> **Data for the task**:
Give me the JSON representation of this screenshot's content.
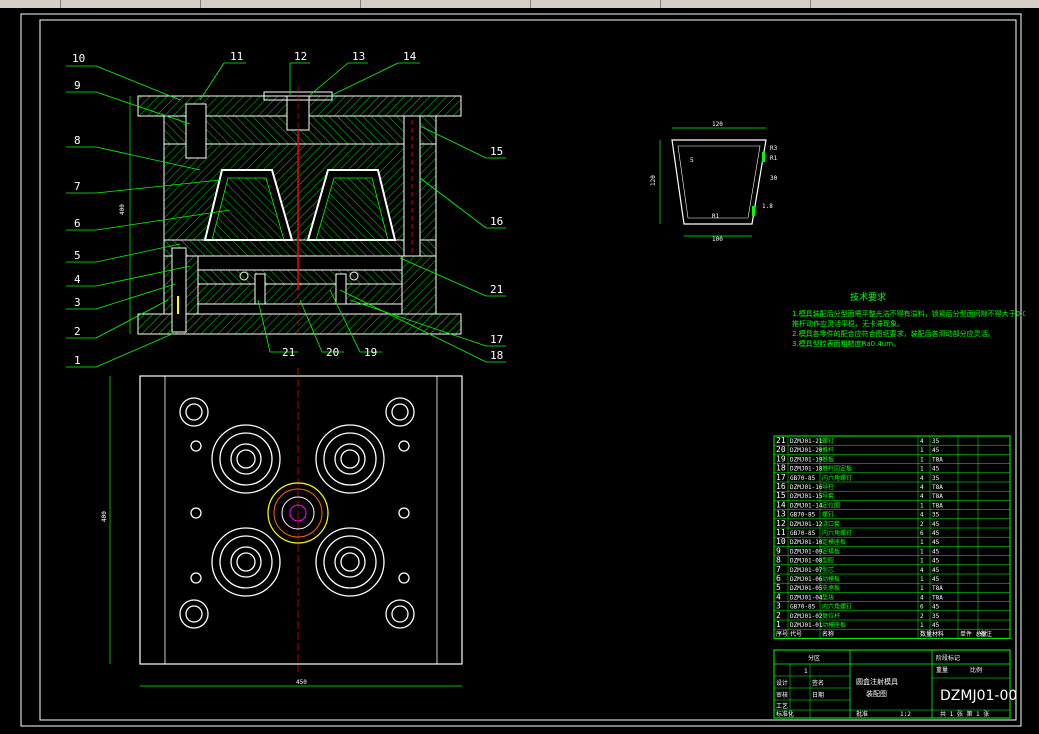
{
  "balloons": [
    "10",
    "11",
    "12",
    "13",
    "14",
    "9",
    "8",
    "7",
    "6",
    "5",
    "4",
    "3",
    "2",
    "1",
    "15",
    "16",
    "21",
    "17",
    "18",
    "21",
    "20",
    "19"
  ],
  "dims": {
    "front_height": "400",
    "plan_height": "400",
    "plan_width": "450",
    "part_top": "120",
    "part_bottom": "100",
    "part_height": "120",
    "part_5": "5",
    "part_30": "30",
    "part_r1": "R3",
    "part_r2": "R1",
    "part_small": "1.8",
    "part_inner": "R1"
  },
  "tech_req": {
    "title": "技术要求",
    "lines": [
      "1.模具装配后分型面需平整光洁不得有溢料，锁紧后分型面间隙不得大于0.02mm。",
      "   推杆动作应灵活平稳，无卡滞现象。",
      "2.模具各零件的配合应符合图纸要求，装配后各滑动部分应灵活。",
      "3.模具型腔表面粗糙度Ra0.4um。"
    ]
  },
  "bom": {
    "rows": [
      {
        "no": "21",
        "code": "DZMJ01-21",
        "name": "螺钉",
        "qty": "4",
        "mat": "35"
      },
      {
        "no": "20",
        "code": "DZMJ01-20",
        "name": "推杆",
        "qty": "1",
        "mat": "45"
      },
      {
        "no": "19",
        "code": "DZMJ01-19",
        "name": "推板",
        "qty": "1",
        "mat": "T8A"
      },
      {
        "no": "18",
        "code": "DZMJ01-18",
        "name": "推杆固定板",
        "qty": "1",
        "mat": "45"
      },
      {
        "no": "17",
        "code": "GB70-85",
        "name": "内六角螺钉",
        "qty": "4",
        "mat": "35"
      },
      {
        "no": "16",
        "code": "DZMJ01-16",
        "name": "导柱",
        "qty": "4",
        "mat": "T8A"
      },
      {
        "no": "15",
        "code": "DZMJ01-15",
        "name": "导套",
        "qty": "4",
        "mat": "T8A"
      },
      {
        "no": "14",
        "code": "DZMJ01-14",
        "name": "定位圈",
        "qty": "1",
        "mat": "T8A"
      },
      {
        "no": "13",
        "code": "GB70-85",
        "name": "螺钉",
        "qty": "4",
        "mat": "35"
      },
      {
        "no": "12",
        "code": "DZMJ01-12",
        "name": "浇口套",
        "qty": "2",
        "mat": "45"
      },
      {
        "no": "11",
        "code": "GB70-85",
        "name": "内六角螺钉",
        "qty": "6",
        "mat": "45"
      },
      {
        "no": "10",
        "code": "DZMJ01-10",
        "name": "定模座板",
        "qty": "1",
        "mat": "45"
      },
      {
        "no": "9",
        "code": "DZMJ01-09",
        "name": "定模板",
        "qty": "1",
        "mat": "45"
      },
      {
        "no": "8",
        "code": "DZMJ01-08",
        "name": "型腔",
        "qty": "1",
        "mat": "45"
      },
      {
        "no": "7",
        "code": "DZMJ01-07",
        "name": "型芯",
        "qty": "4",
        "mat": "45"
      },
      {
        "no": "6",
        "code": "DZMJ01-06",
        "name": "动模板",
        "qty": "1",
        "mat": "45"
      },
      {
        "no": "5",
        "code": "DZMJ01-05",
        "name": "支承板",
        "qty": "1",
        "mat": "T8A"
      },
      {
        "no": "4",
        "code": "DZMJ01-04",
        "name": "垫块",
        "qty": "4",
        "mat": "T8A"
      },
      {
        "no": "3",
        "code": "GB70-85",
        "name": "内六角螺钉",
        "qty": "6",
        "mat": "45"
      },
      {
        "no": "2",
        "code": "DZMJ01-02",
        "name": "复位杆",
        "qty": "2",
        "mat": "35"
      },
      {
        "no": "1",
        "code": "DZMJ01-01",
        "name": "动模座板",
        "qty": "1",
        "mat": "45"
      }
    ],
    "header": {
      "no": "序号",
      "code": "代号",
      "name": "名称",
      "qty": "数量",
      "mat": "材料",
      "weight": "单件 总计",
      "note": "备注"
    }
  },
  "title_block": {
    "dwg_no": "DZMJ01-00",
    "name": "圆盒注射模具",
    "subname": "装配图",
    "scale": "1:2",
    "sheet": "共 1 张 第 1 张",
    "stage": "阶段标记",
    "weight": "重量",
    "ratio": "比例",
    "designer": "设计",
    "checker": "审核",
    "process": "工艺",
    "approve": "批准",
    "std": "标准化",
    "date": "日期",
    "sign": "签名",
    "num": "1",
    "part": "分区"
  },
  "colors": {
    "frame": "#ffffff",
    "green": "#00ff00",
    "cyan": "#00ffff",
    "red": "#ff0000",
    "yellow": "#ffff00",
    "white": "#ffffff"
  }
}
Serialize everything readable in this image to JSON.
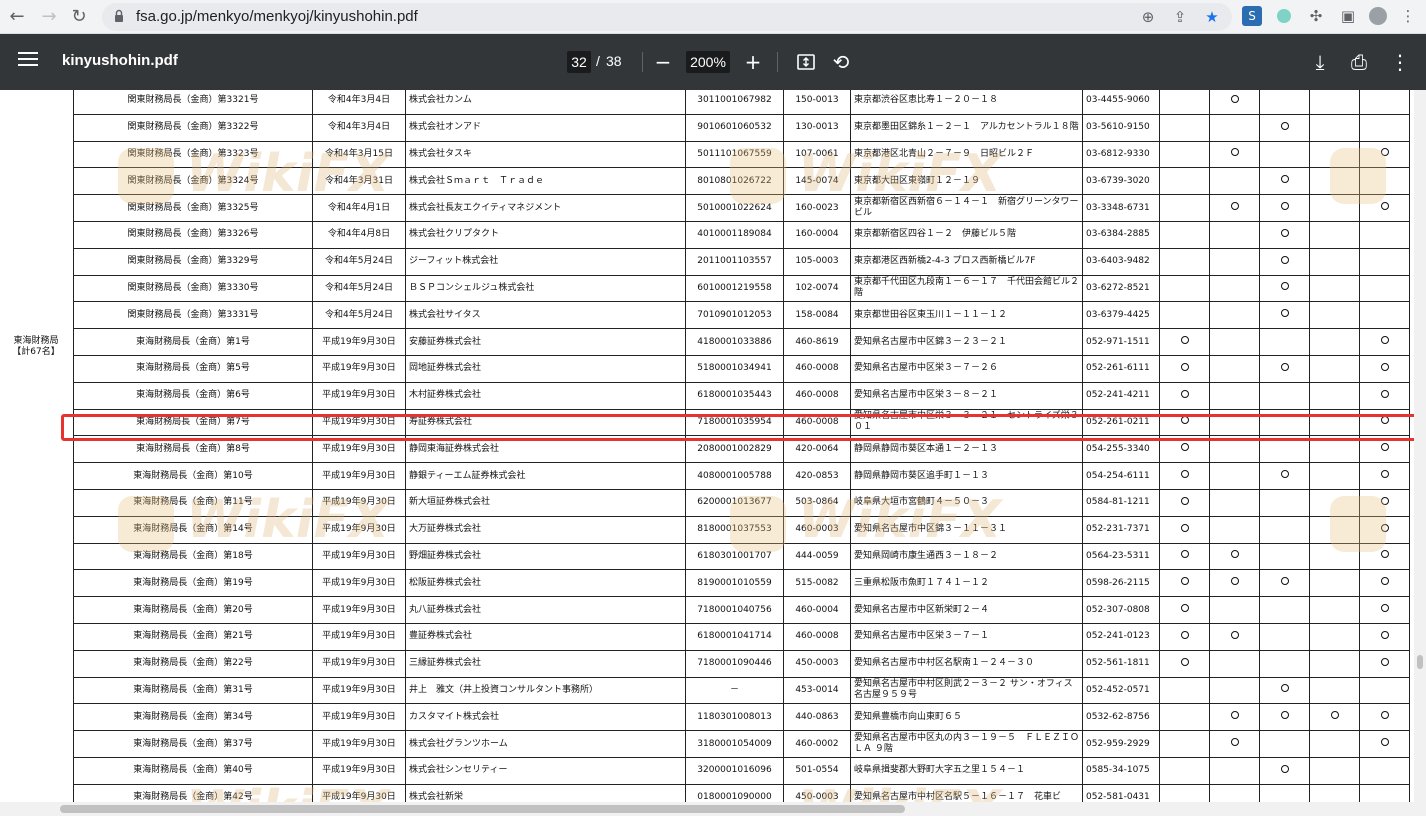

> **Task**: All of the data above should be quoted exactly, except for the pictures.

> **Result of this exercise**:
Give me the JSON representation of this screenshot's content.
{
  "balloons": [
    "10",
    "11",
    "12",
    "13",
    "14",
    "9",
    "8",
    "7",
    "6",
    "5",
    "4",
    "3",
    "2",
    "1",
    "15",
    "16",
    "21",
    "17",
    "18",
    "21",
    "20",
    "19"
  ],
  "dims": {
    "front_height": "400",
    "plan_height": "400",
    "plan_width": "450",
    "part_top": "120",
    "part_bottom": "100",
    "part_height": "120",
    "part_5": "5",
    "part_30": "30",
    "part_r1": "R3",
    "part_r2": "R1",
    "part_small": "1.8",
    "part_inner": "R1"
  },
  "tech_req": {
    "title": "技术要求",
    "lines": [
      "1.模具装配后分型面需平整光洁不得有溢料，锁紧后分型面间隙不得大于0.02mm。",
      "   推杆动作应灵活平稳，无卡滞现象。",
      "2.模具各零件的配合应符合图纸要求，装配后各滑动部分应灵活。",
      "3.模具型腔表面粗糙度Ra0.4um。"
    ]
  },
  "bom": {
    "rows": [
      {
        "no": "21",
        "code": "DZMJ01-21",
        "name": "螺钉",
        "qty": "4",
        "mat": "35"
      },
      {
        "no": "20",
        "code": "DZMJ01-20",
        "name": "推杆",
        "qty": "1",
        "mat": "45"
      },
      {
        "no": "19",
        "code": "DZMJ01-19",
        "name": "推板",
        "qty": "1",
        "mat": "T8A"
      },
      {
        "no": "18",
        "code": "DZMJ01-18",
        "name": "推杆固定板",
        "qty": "1",
        "mat": "45"
      },
      {
        "no": "17",
        "code": "GB70-85",
        "name": "内六角螺钉",
        "qty": "4",
        "mat": "35"
      },
      {
        "no": "16",
        "code": "DZMJ01-16",
        "name": "导柱",
        "qty": "4",
        "mat": "T8A"
      },
      {
        "no": "15",
        "code": "DZMJ01-15",
        "name": "导套",
        "qty": "4",
        "mat": "T8A"
      },
      {
        "no": "14",
        "code": "DZMJ01-14",
        "name": "定位圈",
        "qty": "1",
        "mat": "T8A"
      },
      {
        "no": "13",
        "code": "GB70-85",
        "name": "螺钉",
        "qty": "4",
        "mat": "35"
      },
      {
        "no": "12",
        "code": "DZMJ01-12",
        "name": "浇口套",
        "qty": "2",
        "mat": "45"
      },
      {
        "no": "11",
        "code": "GB70-85",
        "name": "内六角螺钉",
        "qty": "6",
        "mat": "45"
      },
      {
        "no": "10",
        "code": "DZMJ01-10",
        "name": "定模座板",
        "qty": "1",
        "mat": "45"
      },
      {
        "no": "9",
        "code": "DZMJ01-09",
        "name": "定模板",
        "qty": "1",
        "mat": "45"
      },
      {
        "no": "8",
        "code": "DZMJ01-08",
        "name": "型腔",
        "qty": "1",
        "mat": "45"
      },
      {
        "no": "7",
        "code": "DZMJ01-07",
        "name": "型芯",
        "qty": "4",
        "mat": "45"
      },
      {
        "no": "6",
        "code": "DZMJ01-06",
        "name": "动模板",
        "qty": "1",
        "mat": "45"
      },
      {
        "no": "5",
        "code": "DZMJ01-05",
        "name": "支承板",
        "qty": "1",
        "mat": "T8A"
      },
      {
        "no": "4",
        "code": "DZMJ01-04",
        "name": "垫块",
        "qty": "4",
        "mat": "T8A"
      },
      {
        "no": "3",
        "code": "GB70-85",
        "name": "内六角螺钉",
        "qty": "6",
        "mat": "45"
      },
      {
        "no": "2",
        "code": "DZMJ01-02",
        "name": "复位杆",
        "qty": "2",
        "mat": "35"
      },
      {
        "no": "1",
        "code": "DZMJ01-01",
        "name": "动模座板",
        "qty": "1",
        "mat": "45"
      }
    ],
    "header": {
      "no": "序号",
      "code": "代号",
      "name": "名称",
      "qty": "数量",
      "mat": "材料",
      "weight": "单件 总计",
      "note": "备注"
    }
  },
  "title_block": {
    "dwg_no": "DZMJ01-00",
    "name": "圆盒注射模具",
    "subname": "装配图",
    "scale": "1:2",
    "sheet": "共 1 张 第 1 张",
    "stage": "阶段标记",
    "weight": "重量",
    "ratio": "比例",
    "designer": "设计",
    "checker": "审核",
    "process": "工艺",
    "approve": "批准",
    "std": "标准化",
    "date": "日期",
    "sign": "签名",
    "num": "1",
    "part": "分区"
  },
  "colors": {
    "frame": "#ffffff",
    "green": "#00ff00",
    "cyan": "#00ffff",
    "red": "#ff0000",
    "yellow": "#ffff00",
    "white": "#ffffff"
  }
}
Serialize everything readable in this image to JSON.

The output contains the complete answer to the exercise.